Entries with figure data
--
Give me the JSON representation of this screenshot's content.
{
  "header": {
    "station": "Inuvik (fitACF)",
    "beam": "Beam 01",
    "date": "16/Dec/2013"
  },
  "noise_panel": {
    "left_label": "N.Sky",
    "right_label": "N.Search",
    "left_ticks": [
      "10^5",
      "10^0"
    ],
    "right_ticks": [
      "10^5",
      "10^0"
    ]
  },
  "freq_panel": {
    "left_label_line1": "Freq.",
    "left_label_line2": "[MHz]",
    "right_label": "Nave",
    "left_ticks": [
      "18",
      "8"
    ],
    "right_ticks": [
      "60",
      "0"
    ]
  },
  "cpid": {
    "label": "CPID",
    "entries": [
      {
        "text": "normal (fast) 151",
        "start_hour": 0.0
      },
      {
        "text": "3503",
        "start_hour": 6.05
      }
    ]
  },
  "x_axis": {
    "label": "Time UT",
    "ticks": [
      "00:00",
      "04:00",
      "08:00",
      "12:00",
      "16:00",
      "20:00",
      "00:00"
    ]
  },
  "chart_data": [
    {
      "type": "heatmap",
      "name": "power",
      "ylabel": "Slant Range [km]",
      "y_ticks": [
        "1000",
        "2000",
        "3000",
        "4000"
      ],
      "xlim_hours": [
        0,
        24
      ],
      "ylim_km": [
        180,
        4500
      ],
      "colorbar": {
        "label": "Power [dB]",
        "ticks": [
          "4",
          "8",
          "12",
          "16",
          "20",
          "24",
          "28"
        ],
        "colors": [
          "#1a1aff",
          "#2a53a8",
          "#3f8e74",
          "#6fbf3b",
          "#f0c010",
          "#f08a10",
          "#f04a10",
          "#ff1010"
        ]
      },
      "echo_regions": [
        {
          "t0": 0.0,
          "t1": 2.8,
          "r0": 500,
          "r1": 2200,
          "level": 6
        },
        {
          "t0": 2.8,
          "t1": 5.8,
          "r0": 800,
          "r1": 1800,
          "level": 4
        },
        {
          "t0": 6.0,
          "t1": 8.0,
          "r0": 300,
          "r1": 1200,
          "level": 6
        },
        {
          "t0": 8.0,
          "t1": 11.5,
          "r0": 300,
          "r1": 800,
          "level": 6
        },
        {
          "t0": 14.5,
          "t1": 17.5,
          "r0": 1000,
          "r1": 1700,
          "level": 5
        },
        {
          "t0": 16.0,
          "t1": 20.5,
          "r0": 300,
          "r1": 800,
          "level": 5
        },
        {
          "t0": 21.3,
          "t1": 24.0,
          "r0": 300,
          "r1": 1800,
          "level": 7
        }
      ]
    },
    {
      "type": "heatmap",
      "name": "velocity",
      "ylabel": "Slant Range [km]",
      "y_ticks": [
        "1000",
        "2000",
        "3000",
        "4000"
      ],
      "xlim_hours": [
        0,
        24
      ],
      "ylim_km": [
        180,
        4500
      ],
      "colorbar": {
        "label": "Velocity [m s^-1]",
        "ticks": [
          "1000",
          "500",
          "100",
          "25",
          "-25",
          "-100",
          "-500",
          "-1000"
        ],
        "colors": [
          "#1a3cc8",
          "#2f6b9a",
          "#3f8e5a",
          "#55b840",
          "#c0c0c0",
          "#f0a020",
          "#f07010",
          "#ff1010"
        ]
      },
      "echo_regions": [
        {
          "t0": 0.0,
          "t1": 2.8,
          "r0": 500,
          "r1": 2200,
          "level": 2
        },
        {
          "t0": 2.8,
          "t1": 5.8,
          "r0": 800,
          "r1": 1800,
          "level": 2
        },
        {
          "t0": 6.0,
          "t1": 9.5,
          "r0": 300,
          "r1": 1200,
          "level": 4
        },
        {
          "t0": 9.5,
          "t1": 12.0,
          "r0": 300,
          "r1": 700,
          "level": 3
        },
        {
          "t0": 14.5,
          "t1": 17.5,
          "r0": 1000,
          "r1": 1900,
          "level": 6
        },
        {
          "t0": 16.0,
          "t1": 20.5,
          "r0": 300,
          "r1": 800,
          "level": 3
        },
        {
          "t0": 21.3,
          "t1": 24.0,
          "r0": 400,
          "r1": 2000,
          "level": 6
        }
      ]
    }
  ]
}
--
Task requirements: Retype the listing exactly, in full.

Reply to the exercise:
Give me the JSON representation of this screenshot's content.
{
  "header": {
    "station": "Inuvik (fitACF)",
    "beam": "Beam 01",
    "date": "16/Dec/2013"
  },
  "noise_panel": {
    "left_label": "N.Sky",
    "right_label": "N.Search",
    "left_ticks": [
      "10^5",
      "10^0"
    ],
    "right_ticks": [
      "10^5",
      "10^0"
    ]
  },
  "freq_panel": {
    "left_label_line1": "Freq.",
    "left_label_line2": "[MHz]",
    "right_label": "Nave",
    "left_ticks": [
      "18",
      "8"
    ],
    "right_ticks": [
      "60",
      "0"
    ]
  },
  "cpid": {
    "label": "CPID",
    "entries": [
      {
        "text": "normal (fast) 151",
        "start_hour": 0.0
      },
      {
        "text": "3503",
        "start_hour": 6.05
      }
    ]
  },
  "x_axis": {
    "label": "Time UT",
    "ticks": [
      "00:00",
      "04:00",
      "08:00",
      "12:00",
      "16:00",
      "20:00",
      "00:00"
    ]
  },
  "chart_data": [
    {
      "type": "heatmap",
      "name": "power",
      "ylabel": "Slant Range [km]",
      "y_ticks": [
        "1000",
        "2000",
        "3000",
        "4000"
      ],
      "xlim_hours": [
        0,
        24
      ],
      "ylim_km": [
        180,
        4500
      ],
      "colorbar": {
        "label": "Power [dB]",
        "ticks": [
          "4",
          "8",
          "12",
          "16",
          "20",
          "24",
          "28"
        ],
        "colors": [
          "#1a1aff",
          "#2a53a8",
          "#3f8e74",
          "#6fbf3b",
          "#f0c010",
          "#f08a10",
          "#f04a10",
          "#ff1010"
        ]
      },
      "echo_regions": [
        {
          "t0": 0.0,
          "t1": 2.8,
          "r0": 500,
          "r1": 2200,
          "level": 6
        },
        {
          "t0": 2.8,
          "t1": 5.8,
          "r0": 800,
          "r1": 1800,
          "level": 4
        },
        {
          "t0": 6.0,
          "t1": 8.0,
          "r0": 300,
          "r1": 1200,
          "level": 6
        },
        {
          "t0": 8.0,
          "t1": 11.5,
          "r0": 300,
          "r1": 800,
          "level": 6
        },
        {
          "t0": 14.5,
          "t1": 17.5,
          "r0": 1000,
          "r1": 1700,
          "level": 5
        },
        {
          "t0": 16.0,
          "t1": 20.5,
          "r0": 300,
          "r1": 800,
          "level": 5
        },
        {
          "t0": 21.3,
          "t1": 24.0,
          "r0": 300,
          "r1": 1800,
          "level": 7
        }
      ]
    },
    {
      "type": "heatmap",
      "name": "velocity",
      "ylabel": "Slant Range [km]",
      "y_ticks": [
        "1000",
        "2000",
        "3000",
        "4000"
      ],
      "xlim_hours": [
        0,
        24
      ],
      "ylim_km": [
        180,
        4500
      ],
      "colorbar": {
        "label": "Velocity [m s^-1]",
        "ticks": [
          "1000",
          "500",
          "100",
          "25",
          "-25",
          "-100",
          "-500",
          "-1000"
        ],
        "colors": [
          "#1a3cc8",
          "#2f6b9a",
          "#3f8e5a",
          "#55b840",
          "#c0c0c0",
          "#f0a020",
          "#f07010",
          "#ff1010"
        ]
      },
      "echo_regions": [
        {
          "t0": 0.0,
          "t1": 2.8,
          "r0": 500,
          "r1": 2200,
          "level": 2
        },
        {
          "t0": 2.8,
          "t1": 5.8,
          "r0": 800,
          "r1": 1800,
          "level": 2
        },
        {
          "t0": 6.0,
          "t1": 9.5,
          "r0": 300,
          "r1": 1200,
          "level": 4
        },
        {
          "t0": 9.5,
          "t1": 12.0,
          "r0": 300,
          "r1": 700,
          "level": 3
        },
        {
          "t0": 14.5,
          "t1": 17.5,
          "r0": 1000,
          "r1": 1900,
          "level": 6
        },
        {
          "t0": 16.0,
          "t1": 20.5,
          "r0": 300,
          "r1": 800,
          "level": 3
        },
        {
          "t0": 21.3,
          "t1": 24.0,
          "r0": 400,
          "r1": 2000,
          "level": 6
        }
      ]
    }
  ]
}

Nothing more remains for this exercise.